- **Saved entries**
------
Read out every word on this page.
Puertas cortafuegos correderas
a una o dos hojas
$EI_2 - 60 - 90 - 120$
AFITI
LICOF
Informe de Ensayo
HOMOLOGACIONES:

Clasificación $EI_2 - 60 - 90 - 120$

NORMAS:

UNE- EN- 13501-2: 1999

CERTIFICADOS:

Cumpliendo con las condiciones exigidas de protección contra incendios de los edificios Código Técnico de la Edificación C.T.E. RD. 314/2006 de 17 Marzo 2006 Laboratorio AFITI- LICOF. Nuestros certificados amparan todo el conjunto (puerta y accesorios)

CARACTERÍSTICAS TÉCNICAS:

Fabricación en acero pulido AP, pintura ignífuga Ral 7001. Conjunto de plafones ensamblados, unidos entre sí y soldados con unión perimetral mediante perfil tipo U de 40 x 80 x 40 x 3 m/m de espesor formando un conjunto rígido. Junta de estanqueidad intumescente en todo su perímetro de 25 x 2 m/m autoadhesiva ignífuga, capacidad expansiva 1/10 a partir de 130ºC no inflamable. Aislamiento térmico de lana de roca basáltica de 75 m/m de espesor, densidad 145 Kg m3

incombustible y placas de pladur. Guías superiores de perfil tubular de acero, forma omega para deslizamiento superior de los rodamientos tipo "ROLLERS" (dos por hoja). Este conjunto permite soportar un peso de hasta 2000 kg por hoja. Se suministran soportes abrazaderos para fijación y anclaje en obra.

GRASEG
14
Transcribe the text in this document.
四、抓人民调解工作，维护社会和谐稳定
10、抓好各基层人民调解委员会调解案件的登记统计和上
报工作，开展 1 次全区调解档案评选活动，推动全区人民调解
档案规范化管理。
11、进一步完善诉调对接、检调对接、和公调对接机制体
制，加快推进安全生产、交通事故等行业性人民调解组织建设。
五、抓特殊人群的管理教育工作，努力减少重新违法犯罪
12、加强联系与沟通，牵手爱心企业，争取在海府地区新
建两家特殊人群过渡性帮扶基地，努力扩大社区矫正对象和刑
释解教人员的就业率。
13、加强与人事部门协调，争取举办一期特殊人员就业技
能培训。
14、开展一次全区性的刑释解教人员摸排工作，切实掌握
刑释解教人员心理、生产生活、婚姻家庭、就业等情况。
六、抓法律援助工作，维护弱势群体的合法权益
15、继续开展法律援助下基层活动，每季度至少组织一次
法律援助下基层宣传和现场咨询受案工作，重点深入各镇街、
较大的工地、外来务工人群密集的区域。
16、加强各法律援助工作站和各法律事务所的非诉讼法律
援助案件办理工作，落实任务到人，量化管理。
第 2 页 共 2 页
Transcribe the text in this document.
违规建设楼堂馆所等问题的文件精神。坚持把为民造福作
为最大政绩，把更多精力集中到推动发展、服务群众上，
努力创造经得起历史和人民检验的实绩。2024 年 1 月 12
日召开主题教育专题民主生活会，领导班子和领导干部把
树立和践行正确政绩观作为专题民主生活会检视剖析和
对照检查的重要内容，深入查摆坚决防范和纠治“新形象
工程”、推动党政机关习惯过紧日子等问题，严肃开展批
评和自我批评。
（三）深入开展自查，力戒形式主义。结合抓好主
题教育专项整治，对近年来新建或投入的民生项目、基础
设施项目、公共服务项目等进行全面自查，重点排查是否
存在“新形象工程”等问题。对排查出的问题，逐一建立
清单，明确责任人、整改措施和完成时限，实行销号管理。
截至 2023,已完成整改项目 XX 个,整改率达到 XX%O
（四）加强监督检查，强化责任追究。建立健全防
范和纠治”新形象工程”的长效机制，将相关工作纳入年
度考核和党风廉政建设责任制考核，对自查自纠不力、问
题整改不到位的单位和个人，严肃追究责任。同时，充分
------
- **Requirement**
Write out the records above again, keeping each one identical to the original.

- **Task response**
Read out every word on this page.
Puertas cortafuegos correderas
a una o dos hojas
$EI_2 - 60 - 90 - 120$
AFITI
LICOF
Informe de Ensayo
HOMOLOGACIONES:

Clasificación $EI_2 - 60 - 90 - 120$

NORMAS:

UNE- EN- 13501-2: 1999

CERTIFICADOS:

Cumpliendo con las condiciones exigidas de protección contra incendios de los edificios Código Técnico de la Edificación C.T.E. RD. 314/2006 de 17 Marzo 2006 Laboratorio AFITI- LICOF. Nuestros certificados amparan todo el conjunto (puerta y accesorios)

CARACTERÍSTICAS TÉCNICAS:

Fabricación en acero pulido AP, pintura ignífuga Ral 7001. Conjunto de plafones ensamblados, unidos entre sí y soldados con unión perimetral mediante perfil tipo U de 40 x 80 x 40 x 3 m/m de espesor formando un conjunto rígido. Junta de estanqueidad intumescente en todo su perímetro de 25 x 2 m/m autoadhesiva ignífuga, capacidad expansiva 1/10 a partir de 130ºC no inflamable. Aislamiento térmico de lana de roca basáltica de 75 m/m de espesor, densidad 145 Kg m3

incombustible y placas de pladur. Guías superiores de perfil tubular de acero, forma omega para deslizamiento superior de los rodamientos tipo "ROLLERS" (dos por hoja). Este conjunto permite soportar un peso de hasta 2000 kg por hoja. Se suministran soportes abrazaderos para fijación y anclaje en obra.

GRASEG
14
Transcribe the text in this document.
四、抓人民调解工作，维护社会和谐稳定
10、抓好各基层人民调解委员会调解案件的登记统计和上
报工作，开展 1 次全区调解档案评选活动，推动全区人民调解
档案规范化管理。
11、进一步完善诉调对接、检调对接、和公调对接机制体
制，加快推进安全生产、交通事故等行业性人民调解组织建设。
五、抓特殊人群的管理教育工作，努力减少重新违法犯罪
12、加强联系与沟通，牵手爱心企业，争取在海府地区新
建两家特殊人群过渡性帮扶基地，努力扩大社区矫正对象和刑
释解教人员的就业率。
13、加强与人事部门协调，争取举办一期特殊人员就业技
能培训。
14、开展一次全区性的刑释解教人员摸排工作，切实掌握
刑释解教人员心理、生产生活、婚姻家庭、就业等情况。
六、抓法律援助工作，维护弱势群体的合法权益
15、继续开展法律援助下基层活动，每季度至少组织一次
法律援助下基层宣传和现场咨询受案工作，重点深入各镇街、
较大的工地、外来务工人群密集的区域。
16、加强各法律援助工作站和各法律事务所的非诉讼法律
援助案件办理工作，落实任务到人，量化管理。
第 2 页 共 2 页
Transcribe the text in this document.
违规建设楼堂馆所等问题的文件精神。坚持把为民造福作
为最大政绩，把更多精力集中到推动发展、服务群众上，
努力创造经得起历史和人民检验的实绩。2024 年 1 月 12
日召开主题教育专题民主生活会，领导班子和领导干部把
树立和践行正确政绩观作为专题民主生活会检视剖析和
对照检查的重要内容，深入查摆坚决防范和纠治“新形象
工程”、推动党政机关习惯过紧日子等问题，严肃开展批
评和自我批评。
（三）深入开展自查，力戒形式主义。结合抓好主
题教育专项整治，对近年来新建或投入的民生项目、基础
设施项目、公共服务项目等进行全面自查，重点排查是否
存在“新形象工程”等问题。对排查出的问题，逐一建立
清单，明确责任人、整改措施和完成时限，实行销号管理。
截至 2023,已完成整改项目 XX 个,整改率达到 XX%O
（四）加强监督检查，强化责任追究。建立健全防
范和纠治”新形象工程”的长效机制，将相关工作纳入年
度考核和党风廉政建设责任制考核，对自查自纠不力、问
题整改不到位的单位和个人，严肃追究责任。同时，充分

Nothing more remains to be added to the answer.